§ **DIRECTIONS**
Where the word "item" occurs in a line of the data, return the whole line.

§ **Entries taken from a collection**
───
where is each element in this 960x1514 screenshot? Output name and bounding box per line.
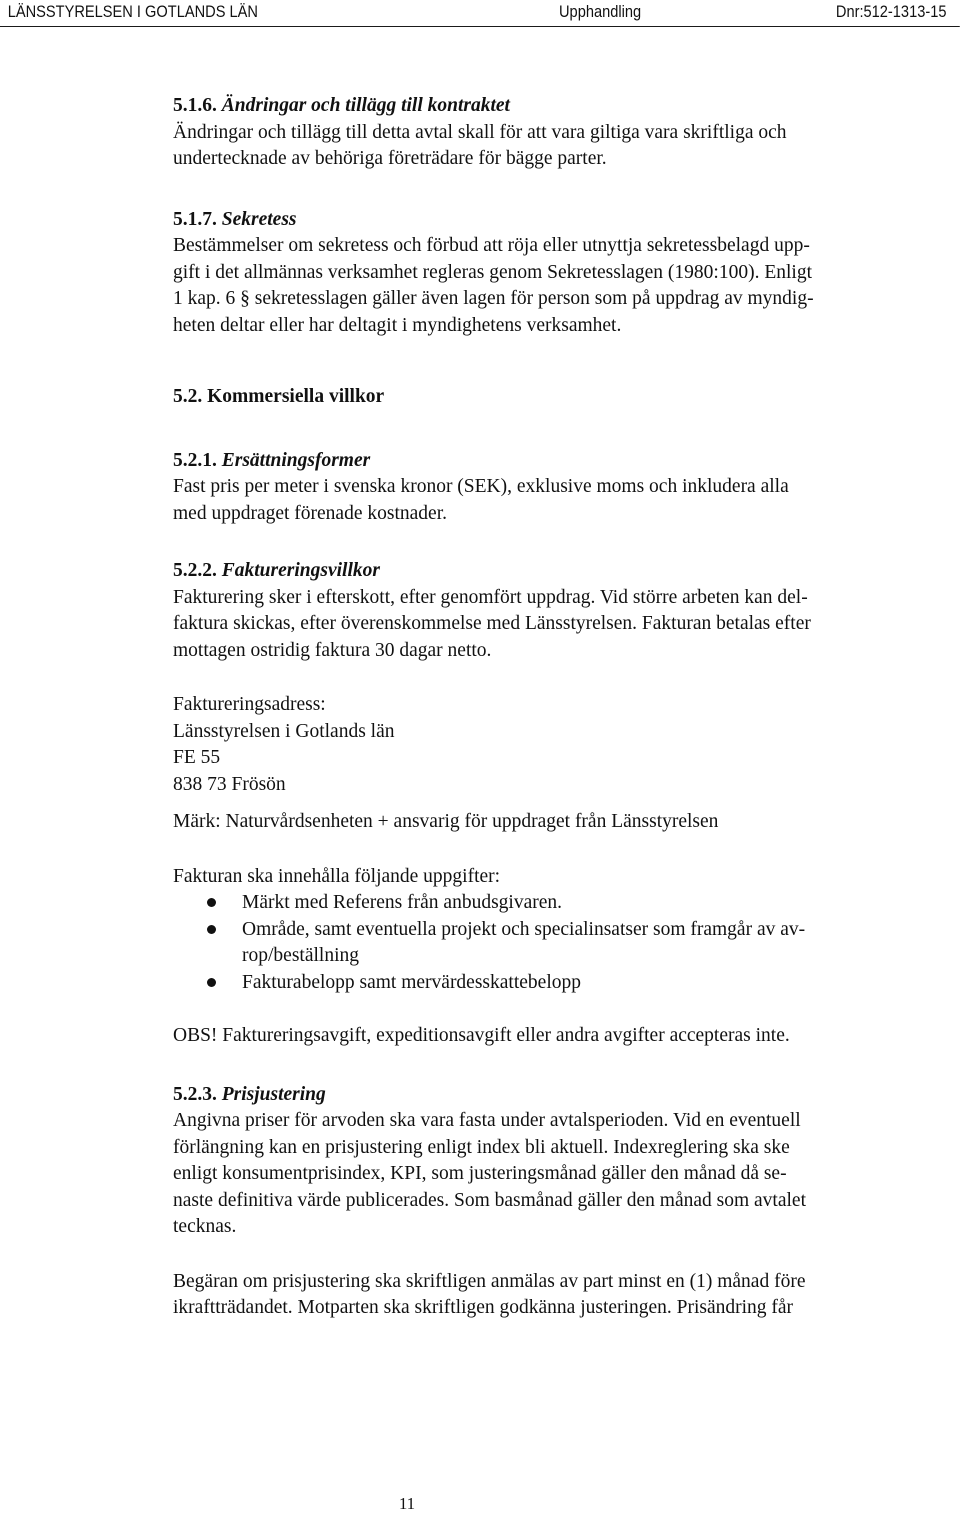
section-5-2-3-line: Begäran om prisjustering ska skriftligen anmälas av part minst en (1) månad före <box>173 1270 806 1292</box>
section-5-1-7-line: 1 kap. 6 § sekretesslagen gäller även lagen för person som på uppdrag av myndig- <box>173 288 814 309</box>
section-5-2-2-line: faktura skickas, efter överenskommelse med Länsstyrelsen. Fakturan betalas efter <box>173 613 811 634</box>
section-5-2-2-line: Fakturering sker i efterskott, efter genomfört uppdrag. Vid större arbeten kan del- <box>173 586 808 608</box>
section-5-2-3-line: naste definitiva värde publicerades. Som basmånad gäller den månad som avtalet <box>173 1189 806 1211</box>
section-5-1-6-line: undertecknade av behöriga företrädare för bägge parter. <box>173 148 607 169</box>
billing-mark: Märk: Naturvårdsenheten + ansvarig för uppdraget från Länsstyrelsen <box>173 811 719 832</box>
section-5-2-3-line: ikraftträdandet. Motparten ska skriftligen godkänna justeringen. Prisändring får <box>173 1297 794 1318</box>
section-5-1-7-line: gift i det allmännas verksamhet regleras genom Sekretesslagen (1980:100). Enligt <box>173 261 812 283</box>
invoice-requirements-intro: Fakturan ska innehålla följande uppgifter: <box>173 865 501 887</box>
section-5-2-1-line: Fast pris per meter i svenska kronor (SEK), exklusive moms och inkludera alla <box>173 476 789 497</box>
page-header <box>0 0 960 27</box>
list-item: Märkt med Referens från anbudsgivaren. <box>173 890 913 917</box>
billing-address-label: Faktureringsadress: <box>173 694 326 715</box>
section-5-1-7-heading: 5.1.7. Sekretess <box>173 208 297 230</box>
header-organization: LÄNSSTYRELSEN I GOTLANDS LÄN <box>7 2 258 21</box>
billing-address-line: 838 73 Frösön <box>173 773 286 795</box>
section-5-2-3-heading: 5.2.3. Prisjustering <box>173 1083 326 1105</box>
billing-address-line: Länsstyrelsen i Gotlands län <box>173 720 395 742</box>
page-number: 11 <box>398 1494 416 1513</box>
section-5-1-6-line: Ändringar och tillägg till detta avtal skall för att vara giltiga vara skriftliga och <box>173 121 787 143</box>
bullet-icon <box>207 925 216 934</box>
header-document-type: Upphandling <box>559 2 642 21</box>
bullet-icon <box>207 898 216 907</box>
section-5-2-heading: 5.2. Kommersiella villkor <box>173 386 385 407</box>
invoice-requirements-list <box>173 890 913 996</box>
list-item: Fakturabelopp samt mervärdesskattebelopp <box>173 970 913 997</box>
section-5-1-6-heading: 5.1.6. Ändringar och tillägg till kontraktet <box>173 95 510 116</box>
section-5-2-3-line: enligt konsumentprisindex, KPI, som justeringsmånad gäller den månad då se- <box>173 1163 787 1184</box>
section-5-2-3-line: Angivna priser för arvoden ska vara fasta under avtalsperioden. Vid en eventuell <box>173 1110 801 1131</box>
obs-note: OBS! Faktureringsavgift, expeditionsavgift eller andra avgifter accepteras inte. <box>173 1025 790 1046</box>
section-5-2-2-line: mottagen ostridig faktura 30 dagar netto. <box>173 639 492 661</box>
bullet-icon <box>207 978 216 987</box>
list-item: Område, samt eventuella projekt och specialinsatser som framgår av av- rop/beställning <box>173 917 913 970</box>
header-reference-number: Dnr:512-1313-15 <box>835 2 947 21</box>
section-5-2-1-line: med uppdraget förenade kostnader. <box>173 502 447 524</box>
document-body <box>173 93 913 1322</box>
billing-address-line: FE 55 <box>173 747 221 768</box>
section-5-2-2-heading: 5.2.2. Faktureringsvillkor <box>173 560 380 581</box>
section-5-2-3-line: tecknas. <box>173 1216 237 1237</box>
section-5-2-1-heading: 5.2.1. Ersättningsformer <box>173 449 371 471</box>
section-5-1-7-line: heten deltar eller har deltagit i myndighetens verksamhet. <box>173 314 622 336</box>
section-5-1-7-line: Bestämmelser om sekretess och förbud att röja eller utnyttja sekretessbelagd upp- <box>173 235 810 256</box>
section-5-2-3-line: förlängning kan en prisjustering enligt index bli aktuell. Indexreglering ska ske <box>173 1136 790 1158</box>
───
§ **EXPECTED ANSWER**
list-item: Märkt med Referens från anbudsgivaren. <box>173 890 913 917</box>
list-item: Fakturabelopp samt mervärdesskattebelopp <box>173 970 913 997</box>
list-item: Område, samt eventuella projekt och specialinsatser som framgår av av- rop/beställning <box>173 917 913 970</box>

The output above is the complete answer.